#### REQUIREMENTS:
Gather the lines from the material that contain "when".

Data excerpts
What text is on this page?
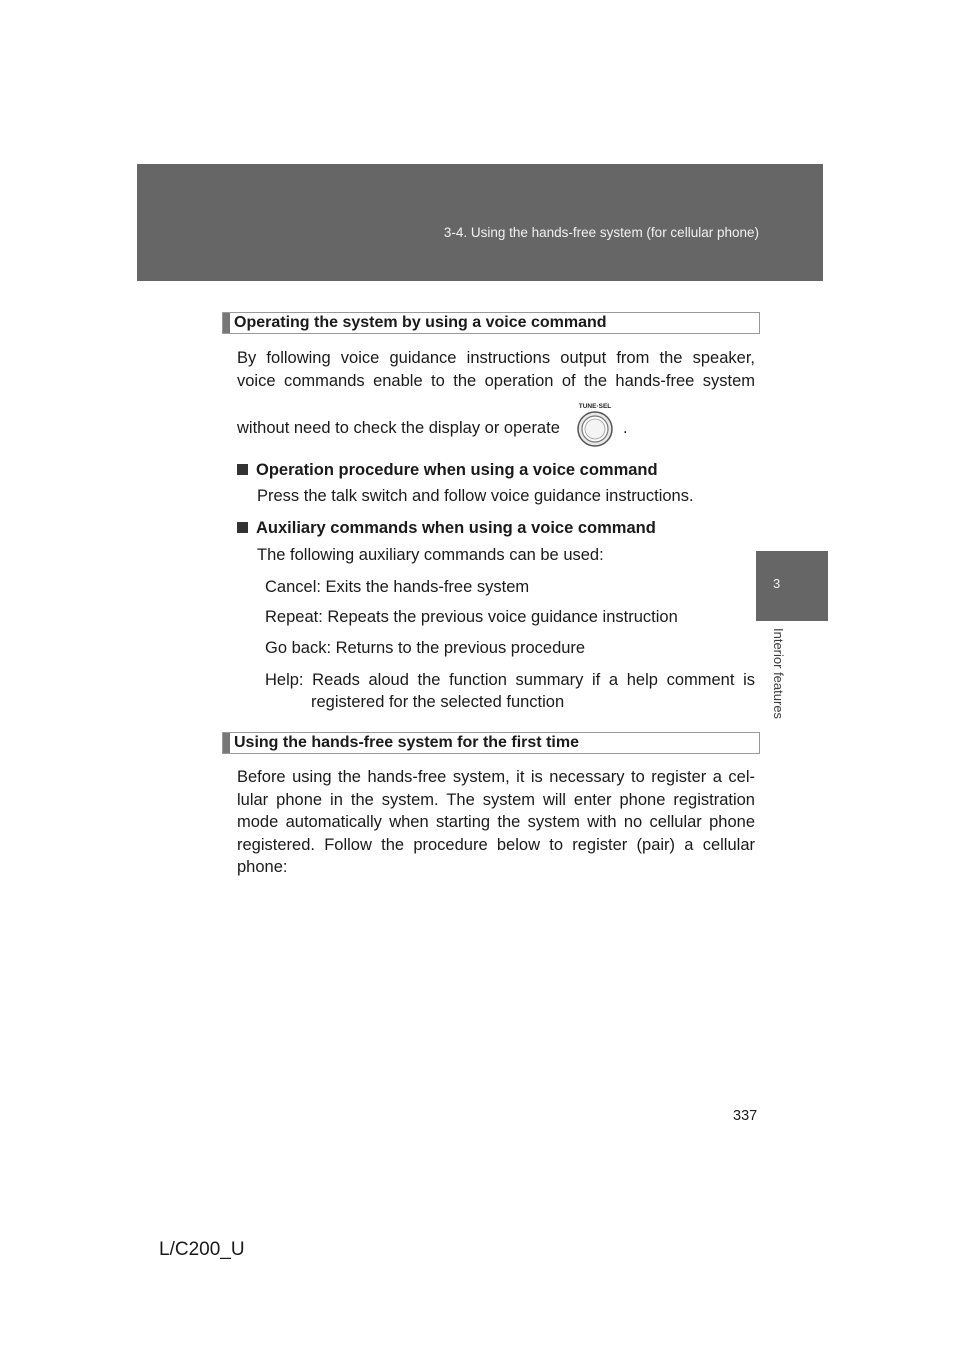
3-4. Using the hands-free system (for cellular phone)
3
Interior features
Operating the system by using a voice command
By following voice guidance instructions output from the speaker,
voice commands enable to the operation of the hands-free system
without need to check the display or operate
TUNE·SEL
.
Operation procedure when using a voice command
Press the talk switch and follow voice guidance instructions.
Auxiliary commands when using a voice command
The following auxiliary commands can be used:
Cancel: Exits the hands-free system
Repeat: Repeats the previous voice guidance instruction
Go back: Returns to the previous procedure
Help: Reads aloud the function summary if a help comment is
registered for the selected function
Using the hands-free system for the first time
Before using the hands-free system, it is necessary to register a cel-
lular phone in the system. The system will enter phone registration
mode automatically when starting the system with no cellular phone
registered. Follow the procedure below to register (pair) a cellular
phone:
337
L/C200_U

#### OUTPUT FOR THIS TASK:
Operation procedure when using a voice command
Auxiliary commands when using a voice command
mode automatically when starting the system with no cellular phone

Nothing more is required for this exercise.